Task goal =>
Your task is to output all the records below, word for word.

--- Begin Record set ---

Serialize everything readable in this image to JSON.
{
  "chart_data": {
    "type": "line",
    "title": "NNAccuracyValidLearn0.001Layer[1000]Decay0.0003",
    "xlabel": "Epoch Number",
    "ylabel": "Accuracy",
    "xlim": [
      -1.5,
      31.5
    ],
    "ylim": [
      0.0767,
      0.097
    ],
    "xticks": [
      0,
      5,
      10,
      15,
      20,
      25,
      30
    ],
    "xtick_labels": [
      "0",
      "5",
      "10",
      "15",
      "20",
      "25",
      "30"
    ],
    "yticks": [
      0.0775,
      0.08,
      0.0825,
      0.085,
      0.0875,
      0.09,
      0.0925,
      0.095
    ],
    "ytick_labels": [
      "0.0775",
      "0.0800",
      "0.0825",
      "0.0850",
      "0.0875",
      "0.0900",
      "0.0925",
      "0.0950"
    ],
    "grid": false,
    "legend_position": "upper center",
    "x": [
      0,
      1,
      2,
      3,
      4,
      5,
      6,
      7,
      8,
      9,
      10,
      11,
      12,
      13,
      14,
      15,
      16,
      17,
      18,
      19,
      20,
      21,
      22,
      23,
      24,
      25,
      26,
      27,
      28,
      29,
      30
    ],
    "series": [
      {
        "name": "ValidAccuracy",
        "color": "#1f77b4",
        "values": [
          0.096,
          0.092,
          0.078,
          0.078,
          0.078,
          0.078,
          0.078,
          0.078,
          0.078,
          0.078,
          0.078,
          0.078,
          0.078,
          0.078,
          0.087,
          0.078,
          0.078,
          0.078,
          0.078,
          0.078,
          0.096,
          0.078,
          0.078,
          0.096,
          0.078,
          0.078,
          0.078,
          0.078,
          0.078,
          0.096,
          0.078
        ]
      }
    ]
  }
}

--- End Record set ---

Task answer =>
Serialize everything readable in this image to JSON.
{
  "chart_data": {
    "type": "line",
    "title": "NNAccuracyValidLearn0.001Layer[1000]Decay0.0003",
    "xlabel": "Epoch Number",
    "ylabel": "Accuracy",
    "xlim": [
      -1.5,
      31.5
    ],
    "ylim": [
      0.0767,
      0.097
    ],
    "xticks": [
      0,
      5,
      10,
      15,
      20,
      25,
      30
    ],
    "xtick_labels": [
      "0",
      "5",
      "10",
      "15",
      "20",
      "25",
      "30"
    ],
    "yticks": [
      0.0775,
      0.08,
      0.0825,
      0.085,
      0.0875,
      0.09,
      0.0925,
      0.095
    ],
    "ytick_labels": [
      "0.0775",
      "0.0800",
      "0.0825",
      "0.0850",
      "0.0875",
      "0.0900",
      "0.0925",
      "0.0950"
    ],
    "grid": false,
    "legend_position": "upper center",
    "x": [
      0,
      1,
      2,
      3,
      4,
      5,
      6,
      7,
      8,
      9,
      10,
      11,
      12,
      13,
      14,
      15,
      16,
      17,
      18,
      19,
      20,
      21,
      22,
      23,
      24,
      25,
      26,
      27,
      28,
      29,
      30
    ],
    "series": [
      {
        "name": "ValidAccuracy",
        "color": "#1f77b4",
        "values": [
          0.096,
          0.092,
          0.078,
          0.078,
          0.078,
          0.078,
          0.078,
          0.078,
          0.078,
          0.078,
          0.078,
          0.078,
          0.078,
          0.078,
          0.087,
          0.078,
          0.078,
          0.078,
          0.078,
          0.078,
          0.096,
          0.078,
          0.078,
          0.096,
          0.078,
          0.078,
          0.078,
          0.078,
          0.078,
          0.096,
          0.078
        ]
      }
    ]
  }
}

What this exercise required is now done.